- **Your goal**
Repeat exactly the stretch of lines that starts with the one containing "Give me a plain-text" and ends with the last line of the material. Leave out pictures.

★ ★ ★

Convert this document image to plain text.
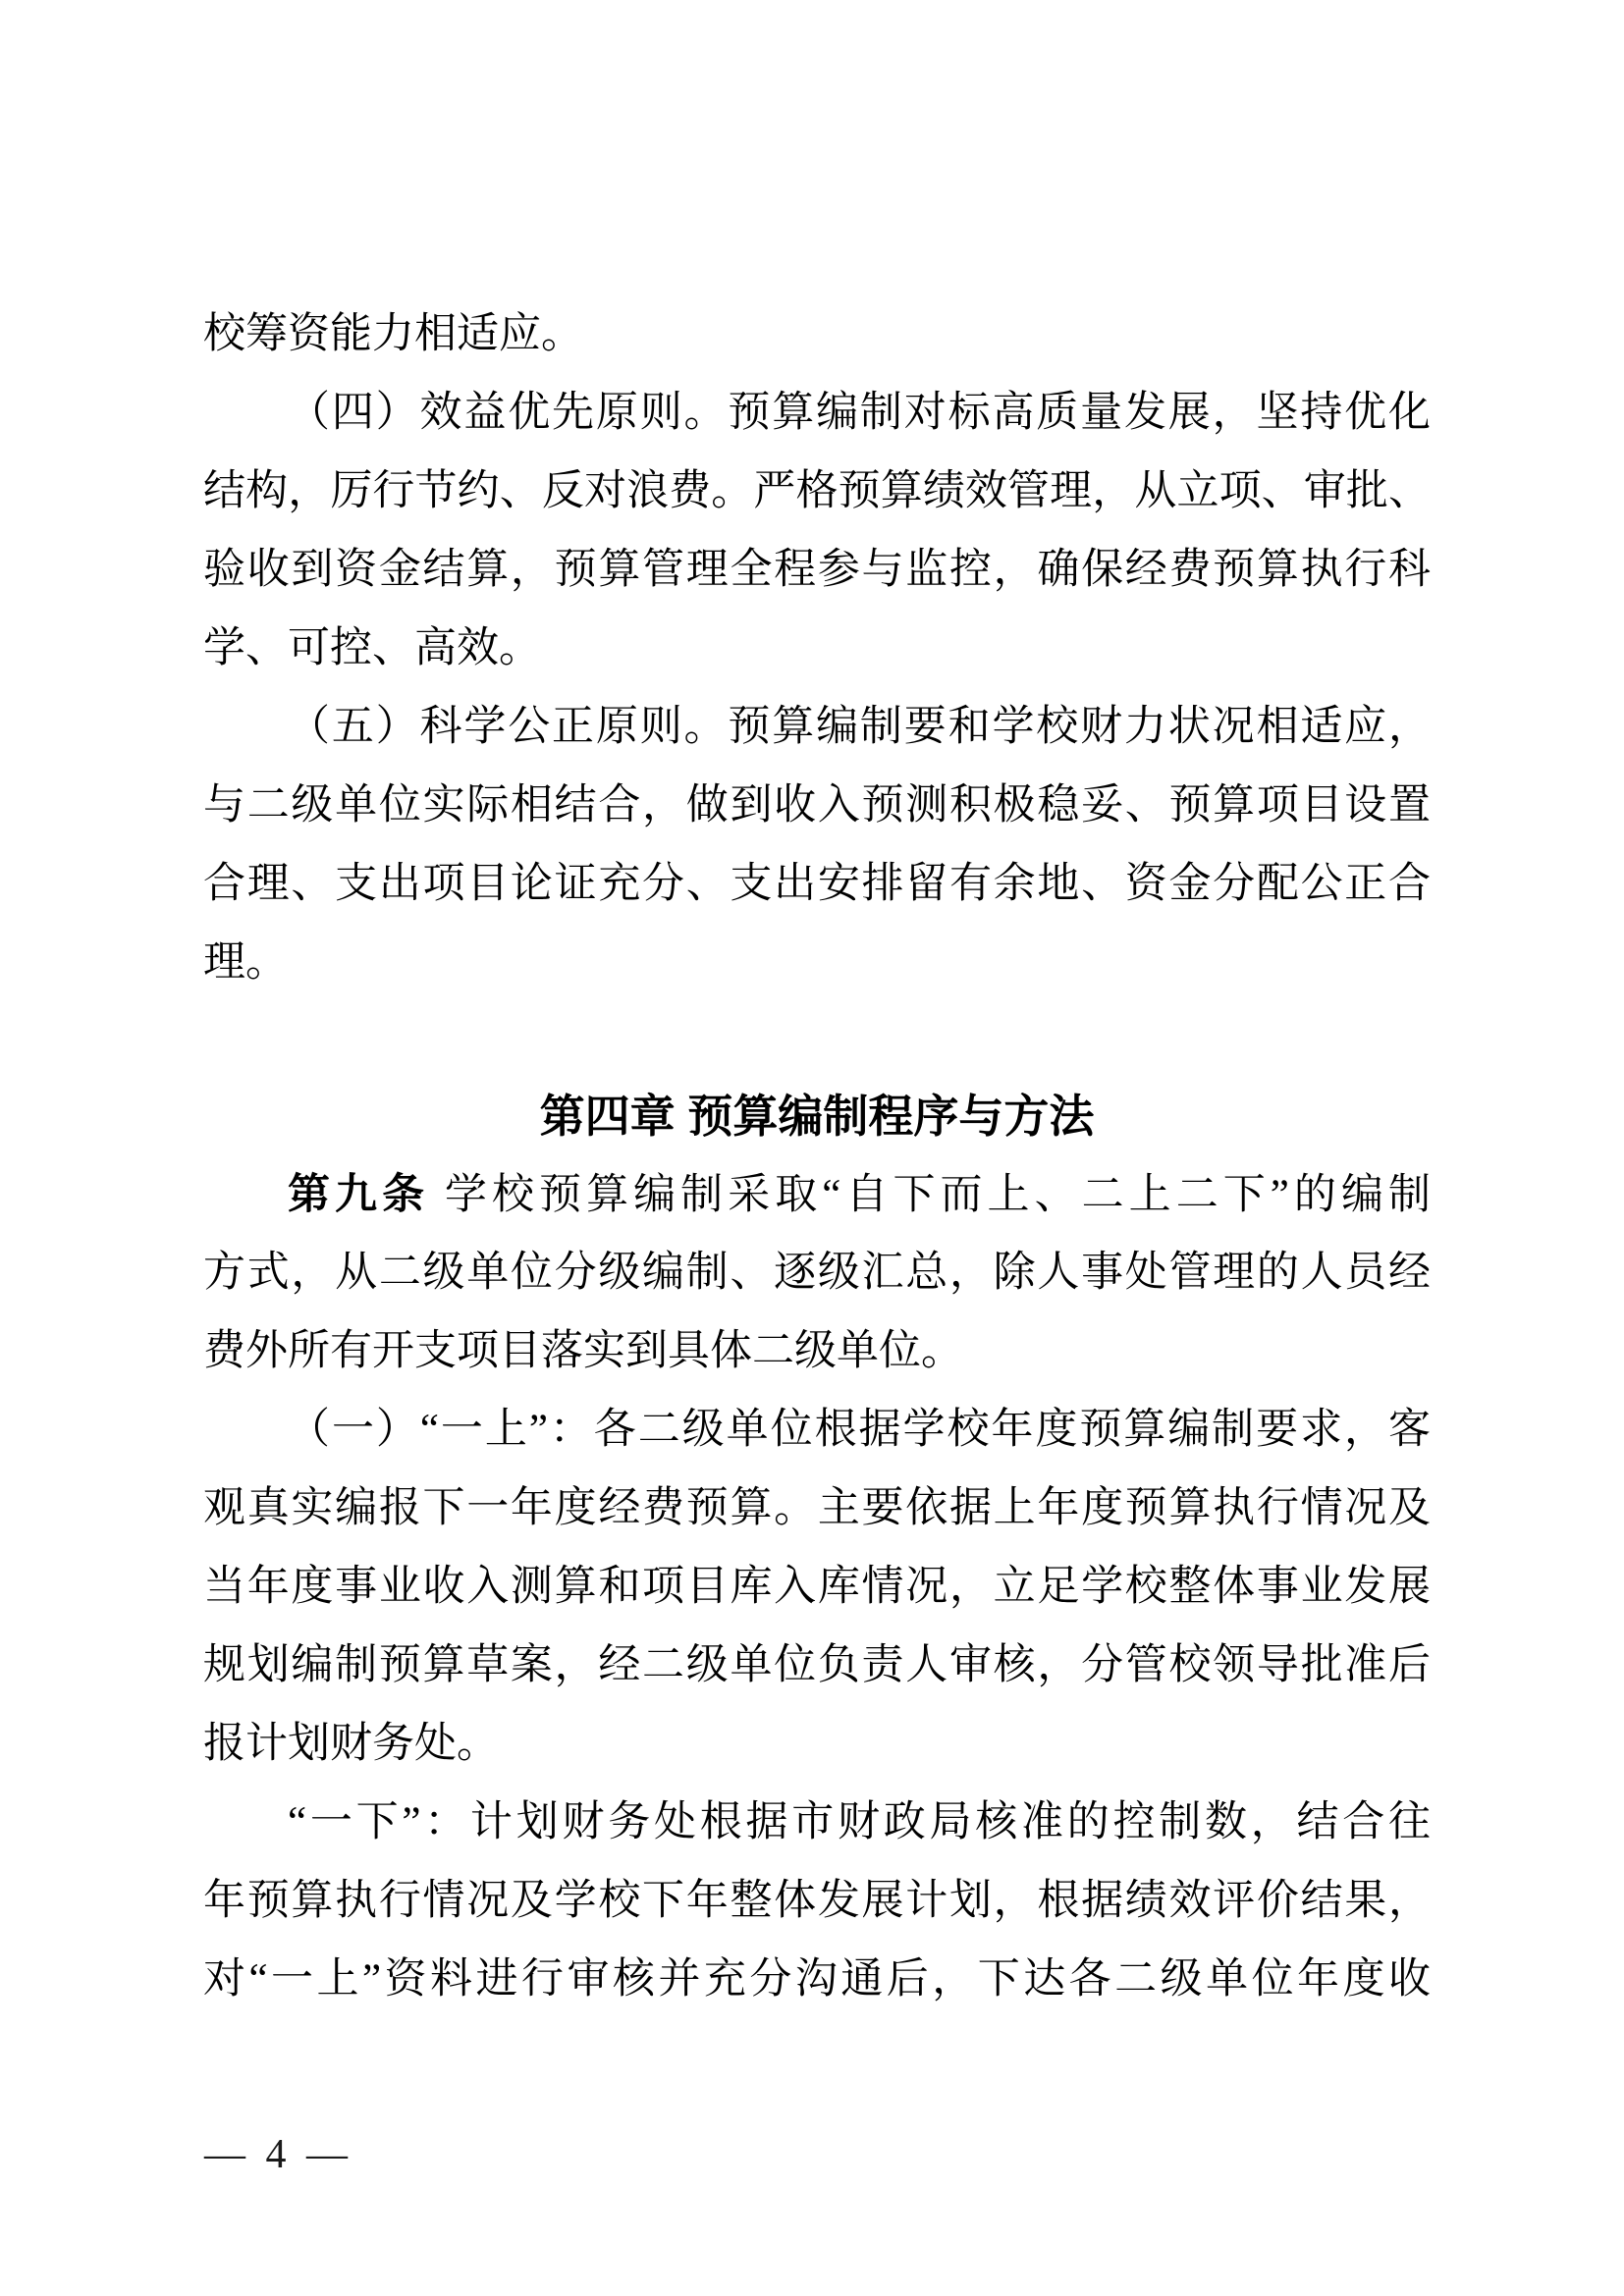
校筹资能力相适应。
（四）效益优先原则。预算编制对标高质量发展，坚持优化
结构，厉行节约、反对浪费。严格预算绩效管理，从立项、审批、
验收到资金结算，预算管理全程参与监控，确保经费预算执行科
学、可控、高效。
（五）科学公正原则。预算编制要和学校财力状况相适应，
与二级单位实际相结合，做到收入预测积极稳妥、预算项目设置
合理、支出项目论证充分、支出安排留有余地、资金分配公正合
理。
第四章 预算编制程序与方法
第九条 学校预算编制采取“自下而上、二上二下”的编制
方式，从二级单位分级编制、逐级汇总，除人事处管理的人员经
费外所有开支项目落实到具体二级单位。
（一）“一上”：各二级单位根据学校年度预算编制要求，客
观真实编报下一年度经费预算。主要依据上年度预算执行情况及
当年度事业收入测算和项目库入库情况，立足学校整体事业发展
规划编制预算草案，经二级单位负责人审核，分管校领导批准后
报计划财务处。
“一下”：计划财务处根据市财政局核准的控制数，结合往
年预算执行情况及学校下年整体发展计划，根据绩效评价结果，
对“一上”资料进行审核并充分沟通后，下达各二级单位年度收
— 4 —
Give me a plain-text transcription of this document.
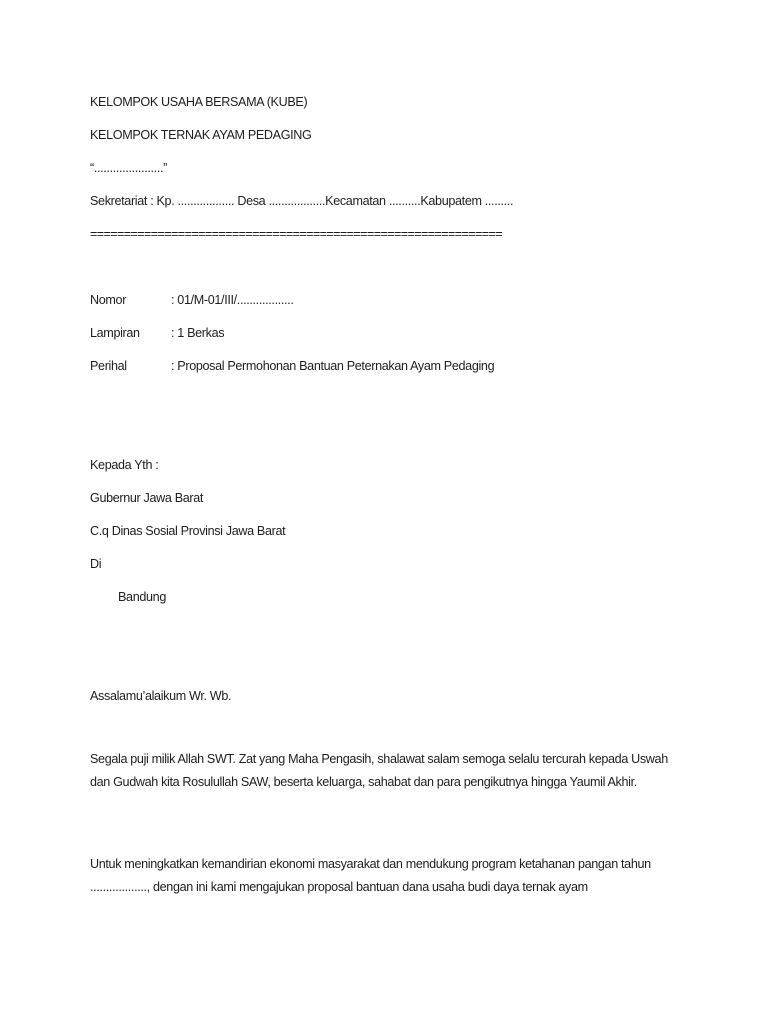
KELOMPOK USAHA BERSAMA (KUBE)
KELOMPOK TERNAK AYAM PEDAGING
“......................”
Sekretariat : Kp. .................. Desa ..................Kecamatan ..........Kabupatem .........
=============================================================
Nomor	: 01/M-01/III/..................
Lampiran : 1 Berkas
Perihal	: Proposal Permohonan Bantuan Peternakan Ayam Pedaging
Kepada Yth :
Gubernur Jawa Barat
C.q Dinas Sosial Provinsi Jawa Barat
Di
Bandung
Assalamu’alaikum Wr. Wb.
Segala puji milik Allah SWT. Zat yang Maha Pengasih, shalawat salam semoga selalu tercurah kepada Uswah dan Gudwah kita Rosulullah SAW, beserta keluarga, sahabat dan para pengikutnya hingga Yaumil Akhir.
Untuk meningkatkan kemandirian ekonomi masyarakat dan mendukung program ketahanan pangan tahun .................., dengan ini kami mengajukan proposal bantuan dana usaha budi daya ternak ayam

★ ★ ★

- **Exercise result**
Give me a plain-text transcription of this document.
KELOMPOK USAHA BERSAMA (KUBE)
KELOMPOK TERNAK AYAM PEDAGING
“......................”
Sekretariat : Kp. .................. Desa ..................Kecamatan ..........Kabupatem .........
=============================================================
Nomor	: 01/M-01/III/..................
Lampiran : 1 Berkas
Perihal	: Proposal Permohonan Bantuan Peternakan Ayam Pedaging
Kepada Yth :
Gubernur Jawa Barat
C.q Dinas Sosial Provinsi Jawa Barat
Di
Bandung
Assalamu’alaikum Wr. Wb.
Segala puji milik Allah SWT. Zat yang Maha Pengasih, shalawat salam semoga selalu tercurah kepada Uswah dan Gudwah kita Rosulullah SAW, beserta keluarga, sahabat dan para pengikutnya hingga Yaumil Akhir.
Untuk meningkatkan kemandirian ekonomi masyarakat dan mendukung program ketahanan pangan tahun .................., dengan ini kami mengajukan proposal bantuan dana usaha budi daya ternak ayam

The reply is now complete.